— start —
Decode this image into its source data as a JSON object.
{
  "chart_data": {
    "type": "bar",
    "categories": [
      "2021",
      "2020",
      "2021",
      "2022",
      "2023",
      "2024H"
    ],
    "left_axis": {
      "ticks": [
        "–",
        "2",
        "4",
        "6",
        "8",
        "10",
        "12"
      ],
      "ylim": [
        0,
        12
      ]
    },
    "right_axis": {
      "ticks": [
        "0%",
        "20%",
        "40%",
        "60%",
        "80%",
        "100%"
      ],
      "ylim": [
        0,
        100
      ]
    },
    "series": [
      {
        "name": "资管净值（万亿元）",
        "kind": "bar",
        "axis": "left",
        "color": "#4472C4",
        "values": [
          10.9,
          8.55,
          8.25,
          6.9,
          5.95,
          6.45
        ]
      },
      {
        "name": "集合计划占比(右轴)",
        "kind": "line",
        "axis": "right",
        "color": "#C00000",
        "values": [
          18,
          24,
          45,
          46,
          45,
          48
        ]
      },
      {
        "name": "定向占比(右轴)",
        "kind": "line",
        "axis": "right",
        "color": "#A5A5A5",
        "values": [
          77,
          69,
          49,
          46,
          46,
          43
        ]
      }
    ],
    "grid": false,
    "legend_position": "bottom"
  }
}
— end —
— start —
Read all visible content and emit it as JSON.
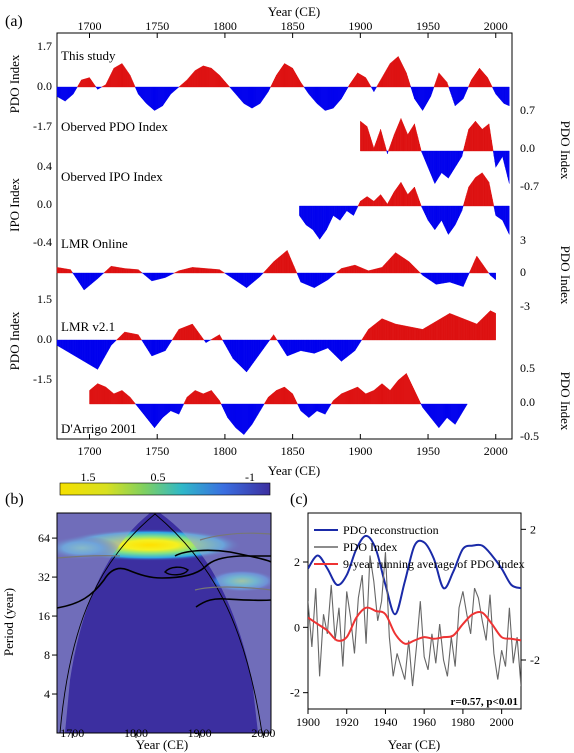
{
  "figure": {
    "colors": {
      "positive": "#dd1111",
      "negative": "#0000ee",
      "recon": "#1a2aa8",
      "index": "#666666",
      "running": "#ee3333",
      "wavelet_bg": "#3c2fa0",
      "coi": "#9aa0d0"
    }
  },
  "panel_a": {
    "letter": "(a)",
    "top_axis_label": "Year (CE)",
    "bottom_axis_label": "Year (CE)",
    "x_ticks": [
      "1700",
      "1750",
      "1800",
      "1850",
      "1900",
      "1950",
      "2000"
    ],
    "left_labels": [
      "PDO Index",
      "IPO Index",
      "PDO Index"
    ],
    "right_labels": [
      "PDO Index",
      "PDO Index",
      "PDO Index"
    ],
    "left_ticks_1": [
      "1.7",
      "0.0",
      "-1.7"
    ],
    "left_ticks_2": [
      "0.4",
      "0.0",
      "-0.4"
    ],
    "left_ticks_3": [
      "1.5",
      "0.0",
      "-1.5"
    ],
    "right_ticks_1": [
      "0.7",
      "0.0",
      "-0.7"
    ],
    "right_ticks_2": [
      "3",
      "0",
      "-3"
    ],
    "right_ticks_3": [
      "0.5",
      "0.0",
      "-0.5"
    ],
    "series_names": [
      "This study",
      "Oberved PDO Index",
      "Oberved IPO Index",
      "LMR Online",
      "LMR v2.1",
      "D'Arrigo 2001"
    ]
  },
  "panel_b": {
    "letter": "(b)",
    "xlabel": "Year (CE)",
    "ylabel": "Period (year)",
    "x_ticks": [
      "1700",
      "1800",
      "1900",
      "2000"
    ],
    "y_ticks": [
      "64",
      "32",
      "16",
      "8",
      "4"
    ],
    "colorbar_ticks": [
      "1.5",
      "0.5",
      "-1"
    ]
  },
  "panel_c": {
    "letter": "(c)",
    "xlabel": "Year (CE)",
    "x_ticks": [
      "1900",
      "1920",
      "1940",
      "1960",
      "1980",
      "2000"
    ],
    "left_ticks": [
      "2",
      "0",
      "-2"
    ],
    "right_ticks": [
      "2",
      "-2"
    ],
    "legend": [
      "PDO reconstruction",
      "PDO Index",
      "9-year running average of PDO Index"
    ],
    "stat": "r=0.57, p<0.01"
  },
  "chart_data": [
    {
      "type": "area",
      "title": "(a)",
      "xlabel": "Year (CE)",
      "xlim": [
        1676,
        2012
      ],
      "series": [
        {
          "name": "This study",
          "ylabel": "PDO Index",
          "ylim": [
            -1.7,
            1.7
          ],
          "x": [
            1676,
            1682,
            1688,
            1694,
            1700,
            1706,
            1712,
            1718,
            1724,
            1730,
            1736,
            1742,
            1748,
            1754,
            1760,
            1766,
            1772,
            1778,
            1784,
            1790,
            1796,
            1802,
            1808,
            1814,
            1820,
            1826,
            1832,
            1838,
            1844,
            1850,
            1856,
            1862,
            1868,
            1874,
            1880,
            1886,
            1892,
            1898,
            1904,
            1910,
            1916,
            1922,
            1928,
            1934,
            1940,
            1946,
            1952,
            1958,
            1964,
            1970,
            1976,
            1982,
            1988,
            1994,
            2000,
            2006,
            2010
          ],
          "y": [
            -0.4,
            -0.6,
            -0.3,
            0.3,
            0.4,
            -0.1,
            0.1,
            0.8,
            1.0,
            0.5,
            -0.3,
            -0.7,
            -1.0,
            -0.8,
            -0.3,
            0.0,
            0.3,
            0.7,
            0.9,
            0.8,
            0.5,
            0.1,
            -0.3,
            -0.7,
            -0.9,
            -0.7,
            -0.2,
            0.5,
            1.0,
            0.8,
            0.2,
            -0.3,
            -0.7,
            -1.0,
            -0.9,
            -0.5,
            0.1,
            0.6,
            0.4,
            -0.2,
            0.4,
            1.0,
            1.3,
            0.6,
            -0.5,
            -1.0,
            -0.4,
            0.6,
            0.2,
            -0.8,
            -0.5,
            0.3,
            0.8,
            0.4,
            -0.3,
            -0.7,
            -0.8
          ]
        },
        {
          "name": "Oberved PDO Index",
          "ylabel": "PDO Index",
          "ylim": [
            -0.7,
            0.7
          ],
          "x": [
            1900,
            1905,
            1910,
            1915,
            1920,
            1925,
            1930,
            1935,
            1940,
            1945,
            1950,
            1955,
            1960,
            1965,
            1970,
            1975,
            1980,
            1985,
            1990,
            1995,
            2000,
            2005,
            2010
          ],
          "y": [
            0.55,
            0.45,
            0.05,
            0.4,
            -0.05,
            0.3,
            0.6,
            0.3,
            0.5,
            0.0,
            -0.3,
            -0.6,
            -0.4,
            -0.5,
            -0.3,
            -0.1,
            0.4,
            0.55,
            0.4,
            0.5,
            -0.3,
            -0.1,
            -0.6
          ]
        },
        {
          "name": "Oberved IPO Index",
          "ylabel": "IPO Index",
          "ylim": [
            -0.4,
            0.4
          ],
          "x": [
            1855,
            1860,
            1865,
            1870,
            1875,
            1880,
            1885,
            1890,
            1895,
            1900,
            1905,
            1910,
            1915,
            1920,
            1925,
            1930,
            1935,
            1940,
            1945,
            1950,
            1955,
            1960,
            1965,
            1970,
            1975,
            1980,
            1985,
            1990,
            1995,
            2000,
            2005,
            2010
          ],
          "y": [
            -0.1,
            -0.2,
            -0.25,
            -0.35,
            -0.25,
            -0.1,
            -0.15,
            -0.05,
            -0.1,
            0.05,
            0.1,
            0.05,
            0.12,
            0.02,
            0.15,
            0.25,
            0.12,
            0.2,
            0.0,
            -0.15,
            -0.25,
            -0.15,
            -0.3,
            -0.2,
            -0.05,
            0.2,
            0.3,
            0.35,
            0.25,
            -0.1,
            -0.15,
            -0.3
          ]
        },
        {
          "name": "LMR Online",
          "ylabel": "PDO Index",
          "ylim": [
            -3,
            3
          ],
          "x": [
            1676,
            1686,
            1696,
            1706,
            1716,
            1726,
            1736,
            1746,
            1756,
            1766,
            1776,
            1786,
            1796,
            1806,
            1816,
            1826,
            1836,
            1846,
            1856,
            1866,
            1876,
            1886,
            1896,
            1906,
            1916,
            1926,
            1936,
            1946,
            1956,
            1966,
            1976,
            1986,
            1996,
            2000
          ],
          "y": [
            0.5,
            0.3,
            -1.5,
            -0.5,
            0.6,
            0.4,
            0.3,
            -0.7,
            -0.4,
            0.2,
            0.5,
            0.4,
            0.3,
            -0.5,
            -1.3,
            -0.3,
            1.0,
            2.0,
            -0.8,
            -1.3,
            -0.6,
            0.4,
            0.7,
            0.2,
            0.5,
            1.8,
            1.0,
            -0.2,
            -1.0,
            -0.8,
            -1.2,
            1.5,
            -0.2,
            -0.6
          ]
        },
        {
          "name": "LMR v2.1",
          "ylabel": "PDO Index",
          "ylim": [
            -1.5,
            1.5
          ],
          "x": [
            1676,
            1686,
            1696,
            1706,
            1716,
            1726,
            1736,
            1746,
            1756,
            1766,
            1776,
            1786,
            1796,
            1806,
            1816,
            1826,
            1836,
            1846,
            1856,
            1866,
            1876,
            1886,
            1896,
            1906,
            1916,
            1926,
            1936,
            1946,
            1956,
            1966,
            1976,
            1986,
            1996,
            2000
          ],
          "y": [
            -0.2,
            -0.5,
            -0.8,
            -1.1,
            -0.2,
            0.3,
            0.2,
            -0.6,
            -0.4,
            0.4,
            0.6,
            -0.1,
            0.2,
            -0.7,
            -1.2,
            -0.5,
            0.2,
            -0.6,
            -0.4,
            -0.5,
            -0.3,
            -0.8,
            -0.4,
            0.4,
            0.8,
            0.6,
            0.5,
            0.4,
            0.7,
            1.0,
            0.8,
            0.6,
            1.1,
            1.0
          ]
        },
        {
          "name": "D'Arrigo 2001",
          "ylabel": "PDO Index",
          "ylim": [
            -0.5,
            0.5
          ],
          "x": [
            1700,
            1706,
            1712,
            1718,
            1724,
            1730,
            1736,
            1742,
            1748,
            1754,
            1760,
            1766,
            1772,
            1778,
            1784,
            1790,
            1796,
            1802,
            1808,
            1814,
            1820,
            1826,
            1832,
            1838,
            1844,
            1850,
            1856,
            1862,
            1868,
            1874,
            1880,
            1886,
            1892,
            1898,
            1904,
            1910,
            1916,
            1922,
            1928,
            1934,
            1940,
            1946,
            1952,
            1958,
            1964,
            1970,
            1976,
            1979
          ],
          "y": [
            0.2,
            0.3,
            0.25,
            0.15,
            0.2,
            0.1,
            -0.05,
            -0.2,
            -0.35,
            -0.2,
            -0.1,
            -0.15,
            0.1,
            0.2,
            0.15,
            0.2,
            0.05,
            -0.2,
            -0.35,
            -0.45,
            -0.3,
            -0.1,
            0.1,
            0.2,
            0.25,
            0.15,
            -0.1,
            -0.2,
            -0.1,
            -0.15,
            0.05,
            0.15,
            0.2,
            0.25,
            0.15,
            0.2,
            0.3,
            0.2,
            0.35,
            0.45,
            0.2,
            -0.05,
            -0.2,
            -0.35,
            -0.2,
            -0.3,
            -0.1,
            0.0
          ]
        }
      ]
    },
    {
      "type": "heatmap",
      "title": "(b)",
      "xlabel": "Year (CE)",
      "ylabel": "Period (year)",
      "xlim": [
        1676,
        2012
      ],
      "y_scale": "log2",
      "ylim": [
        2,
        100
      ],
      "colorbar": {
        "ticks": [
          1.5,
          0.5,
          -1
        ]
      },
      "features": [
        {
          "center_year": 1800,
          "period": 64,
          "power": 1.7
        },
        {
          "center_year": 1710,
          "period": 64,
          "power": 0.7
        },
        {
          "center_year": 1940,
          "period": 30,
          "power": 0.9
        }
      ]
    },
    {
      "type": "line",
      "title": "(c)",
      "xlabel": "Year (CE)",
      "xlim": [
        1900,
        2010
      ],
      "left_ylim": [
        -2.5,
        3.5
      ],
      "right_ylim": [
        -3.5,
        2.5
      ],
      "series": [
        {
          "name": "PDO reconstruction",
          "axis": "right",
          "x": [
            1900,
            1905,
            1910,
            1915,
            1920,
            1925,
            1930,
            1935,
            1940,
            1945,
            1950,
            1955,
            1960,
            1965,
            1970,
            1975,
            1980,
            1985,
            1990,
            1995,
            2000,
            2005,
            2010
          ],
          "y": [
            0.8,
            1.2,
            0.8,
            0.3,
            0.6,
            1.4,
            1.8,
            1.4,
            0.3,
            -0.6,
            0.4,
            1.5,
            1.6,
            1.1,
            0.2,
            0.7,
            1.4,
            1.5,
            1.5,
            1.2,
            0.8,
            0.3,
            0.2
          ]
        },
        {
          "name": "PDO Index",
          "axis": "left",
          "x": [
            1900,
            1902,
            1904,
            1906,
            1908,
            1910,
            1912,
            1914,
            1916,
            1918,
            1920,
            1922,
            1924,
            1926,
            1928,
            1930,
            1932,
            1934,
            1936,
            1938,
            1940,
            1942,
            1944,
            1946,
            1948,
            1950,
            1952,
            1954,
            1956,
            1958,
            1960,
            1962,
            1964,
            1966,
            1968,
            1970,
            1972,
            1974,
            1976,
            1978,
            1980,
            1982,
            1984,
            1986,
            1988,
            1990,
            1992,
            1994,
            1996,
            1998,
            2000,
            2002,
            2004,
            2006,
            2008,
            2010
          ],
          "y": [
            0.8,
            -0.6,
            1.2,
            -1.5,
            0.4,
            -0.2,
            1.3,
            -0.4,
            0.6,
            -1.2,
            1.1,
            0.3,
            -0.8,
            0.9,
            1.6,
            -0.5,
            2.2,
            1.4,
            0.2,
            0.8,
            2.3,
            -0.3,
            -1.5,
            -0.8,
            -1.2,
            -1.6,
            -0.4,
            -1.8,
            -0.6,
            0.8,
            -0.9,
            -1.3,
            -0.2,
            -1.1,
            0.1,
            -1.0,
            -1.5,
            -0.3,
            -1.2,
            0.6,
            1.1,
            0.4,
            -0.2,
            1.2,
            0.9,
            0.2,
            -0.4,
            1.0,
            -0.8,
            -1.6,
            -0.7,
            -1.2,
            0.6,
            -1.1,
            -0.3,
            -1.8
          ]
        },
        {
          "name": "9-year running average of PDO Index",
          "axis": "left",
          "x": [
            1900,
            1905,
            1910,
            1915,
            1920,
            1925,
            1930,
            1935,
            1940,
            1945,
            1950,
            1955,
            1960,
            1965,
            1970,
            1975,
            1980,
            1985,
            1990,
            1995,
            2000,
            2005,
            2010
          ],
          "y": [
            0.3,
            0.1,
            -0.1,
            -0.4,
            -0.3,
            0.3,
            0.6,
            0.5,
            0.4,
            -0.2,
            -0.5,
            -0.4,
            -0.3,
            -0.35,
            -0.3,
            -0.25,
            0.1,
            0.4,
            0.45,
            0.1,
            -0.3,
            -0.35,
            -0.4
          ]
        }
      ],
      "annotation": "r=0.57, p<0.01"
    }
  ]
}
— end —
— start —
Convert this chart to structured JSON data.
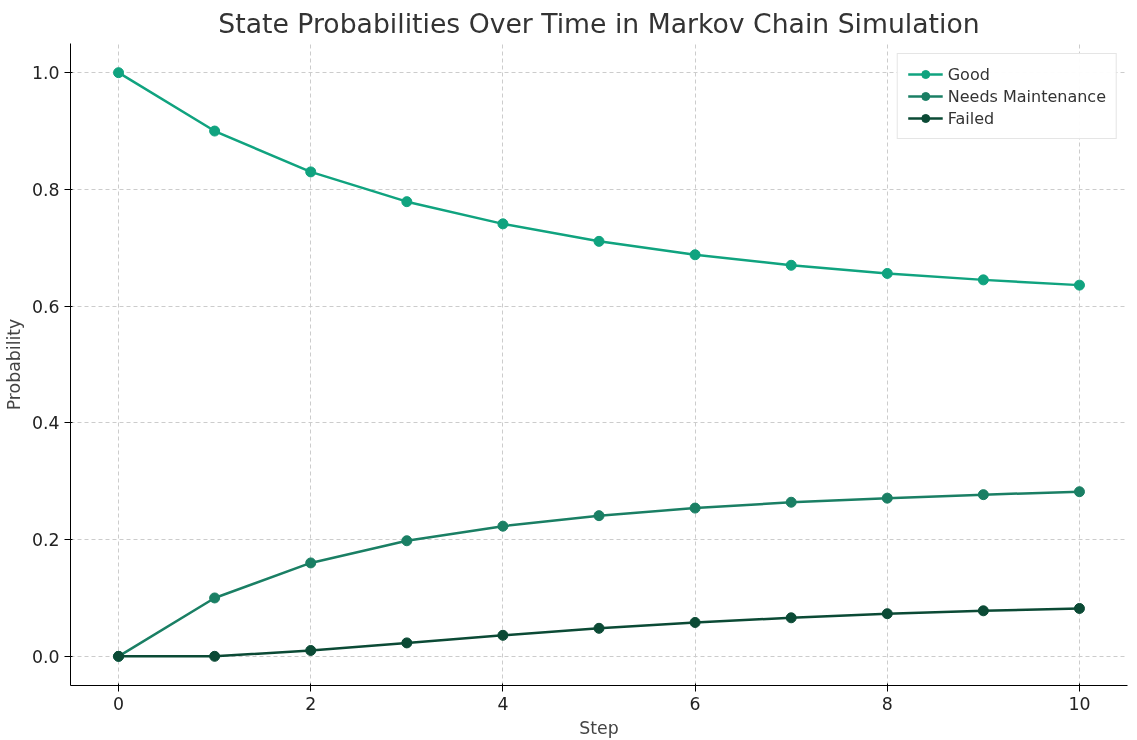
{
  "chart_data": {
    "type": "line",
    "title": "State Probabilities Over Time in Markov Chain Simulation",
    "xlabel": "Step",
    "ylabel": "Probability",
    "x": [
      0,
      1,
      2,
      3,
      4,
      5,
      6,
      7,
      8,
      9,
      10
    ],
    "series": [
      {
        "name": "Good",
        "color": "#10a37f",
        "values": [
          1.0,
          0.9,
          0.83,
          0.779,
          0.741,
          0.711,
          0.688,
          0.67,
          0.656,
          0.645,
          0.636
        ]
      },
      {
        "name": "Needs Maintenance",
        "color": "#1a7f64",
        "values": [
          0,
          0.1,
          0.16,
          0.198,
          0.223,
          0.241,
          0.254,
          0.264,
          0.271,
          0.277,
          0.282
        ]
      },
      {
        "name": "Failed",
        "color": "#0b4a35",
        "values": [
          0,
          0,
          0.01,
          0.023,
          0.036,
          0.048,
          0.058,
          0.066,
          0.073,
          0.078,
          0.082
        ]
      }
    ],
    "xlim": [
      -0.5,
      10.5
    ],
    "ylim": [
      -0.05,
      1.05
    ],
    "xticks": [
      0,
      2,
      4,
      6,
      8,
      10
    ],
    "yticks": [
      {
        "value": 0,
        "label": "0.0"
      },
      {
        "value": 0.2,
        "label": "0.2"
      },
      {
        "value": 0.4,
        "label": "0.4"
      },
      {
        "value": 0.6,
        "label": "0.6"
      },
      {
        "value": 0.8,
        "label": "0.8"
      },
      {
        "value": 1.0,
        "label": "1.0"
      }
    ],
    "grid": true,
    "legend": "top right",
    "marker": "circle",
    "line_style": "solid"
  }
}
— end —
• Written problem:
Pick out the lines containing the string "average".

• Answer in full:
      "9-year running average of PDO Index"
          "name": "9-year running average of PDO Index",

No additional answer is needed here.